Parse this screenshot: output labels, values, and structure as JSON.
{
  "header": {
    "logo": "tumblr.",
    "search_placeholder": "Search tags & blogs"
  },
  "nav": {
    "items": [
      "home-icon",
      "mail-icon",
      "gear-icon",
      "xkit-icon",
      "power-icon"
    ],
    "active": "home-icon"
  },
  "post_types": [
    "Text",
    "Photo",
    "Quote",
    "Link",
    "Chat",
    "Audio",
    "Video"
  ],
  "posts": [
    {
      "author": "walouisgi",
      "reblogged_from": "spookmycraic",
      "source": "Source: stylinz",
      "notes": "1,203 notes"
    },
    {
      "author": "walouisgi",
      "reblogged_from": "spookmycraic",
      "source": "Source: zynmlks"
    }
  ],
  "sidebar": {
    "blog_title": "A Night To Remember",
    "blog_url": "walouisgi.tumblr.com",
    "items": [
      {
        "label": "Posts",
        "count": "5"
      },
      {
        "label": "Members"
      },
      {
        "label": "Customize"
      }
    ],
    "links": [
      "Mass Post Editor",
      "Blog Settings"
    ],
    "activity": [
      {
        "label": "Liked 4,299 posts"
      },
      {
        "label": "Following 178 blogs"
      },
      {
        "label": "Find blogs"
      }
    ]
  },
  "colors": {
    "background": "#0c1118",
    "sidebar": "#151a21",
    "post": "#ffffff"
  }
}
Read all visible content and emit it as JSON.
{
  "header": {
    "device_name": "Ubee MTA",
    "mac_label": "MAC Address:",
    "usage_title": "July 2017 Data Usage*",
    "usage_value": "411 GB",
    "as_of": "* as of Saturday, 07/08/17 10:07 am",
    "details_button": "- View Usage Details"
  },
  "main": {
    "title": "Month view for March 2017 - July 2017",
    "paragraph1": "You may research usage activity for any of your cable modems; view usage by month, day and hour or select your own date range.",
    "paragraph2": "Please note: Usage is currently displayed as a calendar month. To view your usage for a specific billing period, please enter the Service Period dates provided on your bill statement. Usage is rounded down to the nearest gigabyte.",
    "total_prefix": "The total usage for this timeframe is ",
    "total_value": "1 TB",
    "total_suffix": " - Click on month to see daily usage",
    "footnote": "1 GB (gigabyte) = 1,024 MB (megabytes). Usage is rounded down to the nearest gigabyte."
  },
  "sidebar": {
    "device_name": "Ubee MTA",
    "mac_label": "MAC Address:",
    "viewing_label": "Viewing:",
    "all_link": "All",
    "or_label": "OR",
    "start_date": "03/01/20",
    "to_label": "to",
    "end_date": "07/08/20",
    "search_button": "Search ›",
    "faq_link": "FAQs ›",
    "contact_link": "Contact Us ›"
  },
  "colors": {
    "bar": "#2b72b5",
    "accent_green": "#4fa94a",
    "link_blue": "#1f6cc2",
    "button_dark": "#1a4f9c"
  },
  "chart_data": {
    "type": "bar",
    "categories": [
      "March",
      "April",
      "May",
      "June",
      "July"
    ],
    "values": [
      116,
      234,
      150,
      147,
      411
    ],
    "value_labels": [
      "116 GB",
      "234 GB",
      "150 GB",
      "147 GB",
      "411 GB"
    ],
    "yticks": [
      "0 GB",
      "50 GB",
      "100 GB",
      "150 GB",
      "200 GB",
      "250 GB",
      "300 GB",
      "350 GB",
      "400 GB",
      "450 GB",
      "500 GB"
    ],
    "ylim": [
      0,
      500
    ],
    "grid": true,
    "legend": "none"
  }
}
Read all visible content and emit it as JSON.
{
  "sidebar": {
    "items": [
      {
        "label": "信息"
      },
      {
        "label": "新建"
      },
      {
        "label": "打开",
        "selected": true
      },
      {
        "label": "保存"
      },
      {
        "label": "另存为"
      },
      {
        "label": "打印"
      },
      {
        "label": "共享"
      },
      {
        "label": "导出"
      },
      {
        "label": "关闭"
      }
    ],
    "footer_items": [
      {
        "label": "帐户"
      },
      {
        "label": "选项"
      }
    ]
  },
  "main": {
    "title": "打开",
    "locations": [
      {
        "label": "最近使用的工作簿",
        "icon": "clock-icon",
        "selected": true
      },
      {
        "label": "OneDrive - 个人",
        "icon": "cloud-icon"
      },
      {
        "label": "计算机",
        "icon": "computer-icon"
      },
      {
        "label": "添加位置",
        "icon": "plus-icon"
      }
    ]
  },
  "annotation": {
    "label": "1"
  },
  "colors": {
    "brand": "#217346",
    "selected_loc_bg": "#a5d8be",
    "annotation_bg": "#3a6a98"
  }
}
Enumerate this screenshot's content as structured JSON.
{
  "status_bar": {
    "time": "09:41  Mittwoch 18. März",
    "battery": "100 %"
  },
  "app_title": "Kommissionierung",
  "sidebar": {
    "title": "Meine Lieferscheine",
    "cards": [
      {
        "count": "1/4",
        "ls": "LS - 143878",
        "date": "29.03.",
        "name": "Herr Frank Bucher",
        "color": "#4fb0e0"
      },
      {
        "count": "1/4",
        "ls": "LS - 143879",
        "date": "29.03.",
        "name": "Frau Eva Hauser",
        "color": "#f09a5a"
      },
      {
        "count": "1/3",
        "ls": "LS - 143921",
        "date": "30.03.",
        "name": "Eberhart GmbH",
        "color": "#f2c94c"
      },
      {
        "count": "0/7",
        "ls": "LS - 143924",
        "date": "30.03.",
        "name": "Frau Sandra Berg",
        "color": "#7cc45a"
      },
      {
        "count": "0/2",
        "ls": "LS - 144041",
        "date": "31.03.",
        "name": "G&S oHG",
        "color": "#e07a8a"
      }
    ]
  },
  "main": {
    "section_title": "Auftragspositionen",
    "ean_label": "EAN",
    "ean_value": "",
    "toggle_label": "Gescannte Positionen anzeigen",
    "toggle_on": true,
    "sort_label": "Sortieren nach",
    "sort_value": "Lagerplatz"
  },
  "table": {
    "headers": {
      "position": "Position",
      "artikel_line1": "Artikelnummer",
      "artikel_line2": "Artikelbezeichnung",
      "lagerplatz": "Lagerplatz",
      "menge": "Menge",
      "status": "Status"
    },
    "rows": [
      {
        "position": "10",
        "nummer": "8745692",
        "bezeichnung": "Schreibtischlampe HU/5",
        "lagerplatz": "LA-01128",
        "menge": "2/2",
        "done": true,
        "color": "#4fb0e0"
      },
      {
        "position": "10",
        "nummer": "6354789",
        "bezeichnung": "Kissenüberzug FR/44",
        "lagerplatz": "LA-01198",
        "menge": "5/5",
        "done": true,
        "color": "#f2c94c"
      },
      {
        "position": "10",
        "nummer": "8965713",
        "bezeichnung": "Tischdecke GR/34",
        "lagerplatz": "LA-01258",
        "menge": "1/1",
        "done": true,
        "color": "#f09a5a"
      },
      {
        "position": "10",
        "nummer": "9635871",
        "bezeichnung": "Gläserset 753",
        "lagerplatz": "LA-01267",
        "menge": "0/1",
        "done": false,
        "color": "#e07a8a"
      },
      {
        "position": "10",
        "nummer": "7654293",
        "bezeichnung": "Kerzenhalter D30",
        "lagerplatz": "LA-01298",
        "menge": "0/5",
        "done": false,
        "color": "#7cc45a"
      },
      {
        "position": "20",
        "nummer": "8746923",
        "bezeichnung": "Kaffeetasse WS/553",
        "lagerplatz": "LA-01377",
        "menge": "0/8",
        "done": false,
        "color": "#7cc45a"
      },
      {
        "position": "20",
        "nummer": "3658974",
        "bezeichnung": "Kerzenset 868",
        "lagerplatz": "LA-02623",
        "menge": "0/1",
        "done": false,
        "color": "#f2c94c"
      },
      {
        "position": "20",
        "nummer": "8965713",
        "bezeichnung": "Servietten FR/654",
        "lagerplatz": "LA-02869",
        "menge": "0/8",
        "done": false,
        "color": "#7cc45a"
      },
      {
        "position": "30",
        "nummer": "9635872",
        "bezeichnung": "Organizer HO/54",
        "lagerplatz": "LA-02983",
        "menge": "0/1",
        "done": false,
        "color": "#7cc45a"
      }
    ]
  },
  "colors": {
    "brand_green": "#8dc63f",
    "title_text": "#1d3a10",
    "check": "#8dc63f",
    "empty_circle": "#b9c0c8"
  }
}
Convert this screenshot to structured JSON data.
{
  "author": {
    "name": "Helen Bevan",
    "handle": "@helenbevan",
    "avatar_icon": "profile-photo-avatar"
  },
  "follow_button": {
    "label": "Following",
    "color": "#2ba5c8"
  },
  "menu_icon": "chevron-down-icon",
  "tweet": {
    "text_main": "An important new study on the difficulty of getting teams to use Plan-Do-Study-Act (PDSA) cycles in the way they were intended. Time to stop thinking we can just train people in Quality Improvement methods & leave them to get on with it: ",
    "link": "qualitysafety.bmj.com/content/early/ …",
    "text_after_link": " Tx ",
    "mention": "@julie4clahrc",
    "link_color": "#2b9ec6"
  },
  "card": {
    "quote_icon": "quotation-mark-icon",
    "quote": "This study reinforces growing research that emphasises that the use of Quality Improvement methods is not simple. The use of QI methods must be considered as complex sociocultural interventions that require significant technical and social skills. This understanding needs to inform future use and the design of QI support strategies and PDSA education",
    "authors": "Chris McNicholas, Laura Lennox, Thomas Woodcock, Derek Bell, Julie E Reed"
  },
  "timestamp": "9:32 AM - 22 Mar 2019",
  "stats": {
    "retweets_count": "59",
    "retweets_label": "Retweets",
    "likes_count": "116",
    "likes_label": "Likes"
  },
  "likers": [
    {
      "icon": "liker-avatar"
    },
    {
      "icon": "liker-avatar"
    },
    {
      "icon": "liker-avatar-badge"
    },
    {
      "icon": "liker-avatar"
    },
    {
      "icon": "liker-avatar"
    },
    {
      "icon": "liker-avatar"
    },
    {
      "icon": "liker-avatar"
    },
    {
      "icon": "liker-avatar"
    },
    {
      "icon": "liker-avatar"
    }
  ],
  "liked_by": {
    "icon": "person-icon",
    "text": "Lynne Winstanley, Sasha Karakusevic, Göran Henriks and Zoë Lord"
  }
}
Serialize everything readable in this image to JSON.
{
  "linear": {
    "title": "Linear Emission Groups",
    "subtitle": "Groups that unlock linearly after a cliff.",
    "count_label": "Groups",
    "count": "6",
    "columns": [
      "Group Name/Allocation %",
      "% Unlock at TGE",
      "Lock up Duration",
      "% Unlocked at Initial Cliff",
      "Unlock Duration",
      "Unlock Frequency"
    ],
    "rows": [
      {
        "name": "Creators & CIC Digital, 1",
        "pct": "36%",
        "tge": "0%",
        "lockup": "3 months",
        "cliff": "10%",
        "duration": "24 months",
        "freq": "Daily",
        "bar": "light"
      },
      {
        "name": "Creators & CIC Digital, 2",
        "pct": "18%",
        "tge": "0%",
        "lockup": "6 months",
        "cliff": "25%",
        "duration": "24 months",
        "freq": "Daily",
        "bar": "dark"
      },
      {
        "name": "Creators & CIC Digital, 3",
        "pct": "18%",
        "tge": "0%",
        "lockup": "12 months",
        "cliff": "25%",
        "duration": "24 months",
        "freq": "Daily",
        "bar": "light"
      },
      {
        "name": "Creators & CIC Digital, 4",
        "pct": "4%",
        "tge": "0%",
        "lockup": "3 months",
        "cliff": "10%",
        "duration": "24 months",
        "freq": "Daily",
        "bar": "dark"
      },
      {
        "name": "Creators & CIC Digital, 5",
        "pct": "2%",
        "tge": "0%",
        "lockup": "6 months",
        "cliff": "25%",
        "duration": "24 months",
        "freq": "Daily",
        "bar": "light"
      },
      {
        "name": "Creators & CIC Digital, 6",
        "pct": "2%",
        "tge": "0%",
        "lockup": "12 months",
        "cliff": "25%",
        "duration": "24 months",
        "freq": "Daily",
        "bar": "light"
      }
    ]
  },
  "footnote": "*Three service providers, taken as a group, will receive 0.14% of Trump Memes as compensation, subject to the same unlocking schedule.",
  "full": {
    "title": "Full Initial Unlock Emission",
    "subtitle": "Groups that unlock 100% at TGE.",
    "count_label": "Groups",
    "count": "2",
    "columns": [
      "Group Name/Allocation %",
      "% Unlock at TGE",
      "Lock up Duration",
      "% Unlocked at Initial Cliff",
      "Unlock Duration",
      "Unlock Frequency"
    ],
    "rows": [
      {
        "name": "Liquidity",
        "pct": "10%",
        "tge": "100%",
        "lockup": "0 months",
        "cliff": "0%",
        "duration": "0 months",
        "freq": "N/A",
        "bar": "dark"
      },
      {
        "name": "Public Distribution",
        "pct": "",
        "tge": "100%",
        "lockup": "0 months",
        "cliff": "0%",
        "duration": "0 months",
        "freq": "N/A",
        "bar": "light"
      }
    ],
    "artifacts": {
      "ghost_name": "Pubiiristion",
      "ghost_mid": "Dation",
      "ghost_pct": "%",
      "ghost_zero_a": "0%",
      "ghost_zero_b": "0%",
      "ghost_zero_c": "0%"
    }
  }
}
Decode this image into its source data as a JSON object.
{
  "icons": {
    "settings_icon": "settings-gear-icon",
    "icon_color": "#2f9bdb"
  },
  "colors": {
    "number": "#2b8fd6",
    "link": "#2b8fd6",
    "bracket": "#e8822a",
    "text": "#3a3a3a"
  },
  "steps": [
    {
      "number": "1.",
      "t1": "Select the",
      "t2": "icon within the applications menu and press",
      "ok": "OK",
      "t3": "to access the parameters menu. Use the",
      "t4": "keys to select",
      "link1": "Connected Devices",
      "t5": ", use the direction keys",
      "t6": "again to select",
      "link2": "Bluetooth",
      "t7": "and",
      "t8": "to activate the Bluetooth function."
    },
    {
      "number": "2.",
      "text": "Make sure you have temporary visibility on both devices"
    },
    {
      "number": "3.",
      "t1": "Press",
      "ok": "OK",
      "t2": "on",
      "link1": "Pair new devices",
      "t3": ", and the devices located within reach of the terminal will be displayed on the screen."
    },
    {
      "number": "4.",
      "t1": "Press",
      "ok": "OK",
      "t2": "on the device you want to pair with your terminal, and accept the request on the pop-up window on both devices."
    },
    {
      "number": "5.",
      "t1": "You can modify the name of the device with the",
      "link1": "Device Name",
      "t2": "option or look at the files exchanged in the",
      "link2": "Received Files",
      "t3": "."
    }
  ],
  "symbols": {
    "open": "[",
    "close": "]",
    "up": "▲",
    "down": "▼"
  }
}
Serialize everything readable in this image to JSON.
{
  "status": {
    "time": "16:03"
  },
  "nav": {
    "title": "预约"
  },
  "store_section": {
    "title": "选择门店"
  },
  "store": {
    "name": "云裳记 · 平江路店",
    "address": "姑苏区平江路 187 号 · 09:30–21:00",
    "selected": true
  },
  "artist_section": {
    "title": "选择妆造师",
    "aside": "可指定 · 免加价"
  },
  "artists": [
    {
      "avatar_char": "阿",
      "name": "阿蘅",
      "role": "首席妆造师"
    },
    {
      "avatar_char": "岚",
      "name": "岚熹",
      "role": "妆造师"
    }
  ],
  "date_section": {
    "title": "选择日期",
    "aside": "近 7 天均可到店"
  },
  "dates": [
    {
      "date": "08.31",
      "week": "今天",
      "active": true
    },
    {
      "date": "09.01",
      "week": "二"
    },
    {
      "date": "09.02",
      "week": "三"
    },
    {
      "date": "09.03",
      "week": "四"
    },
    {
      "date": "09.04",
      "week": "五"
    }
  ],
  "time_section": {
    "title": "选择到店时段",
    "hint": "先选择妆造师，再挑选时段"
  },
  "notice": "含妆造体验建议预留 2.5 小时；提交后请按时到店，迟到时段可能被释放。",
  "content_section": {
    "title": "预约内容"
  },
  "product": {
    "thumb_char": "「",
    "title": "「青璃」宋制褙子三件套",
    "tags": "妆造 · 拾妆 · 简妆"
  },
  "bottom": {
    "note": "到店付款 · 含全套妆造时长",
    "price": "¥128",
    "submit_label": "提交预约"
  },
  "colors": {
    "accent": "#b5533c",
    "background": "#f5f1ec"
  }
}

——————————

▸ **EXERCISE TASK**
Look through the records and gather every line containing "blogs".

▸ **TASK RESULT**
    "search_placeholder": "Search tags & blogs"
        "label": "Following 178 blogs"
        "label": "Find blogs"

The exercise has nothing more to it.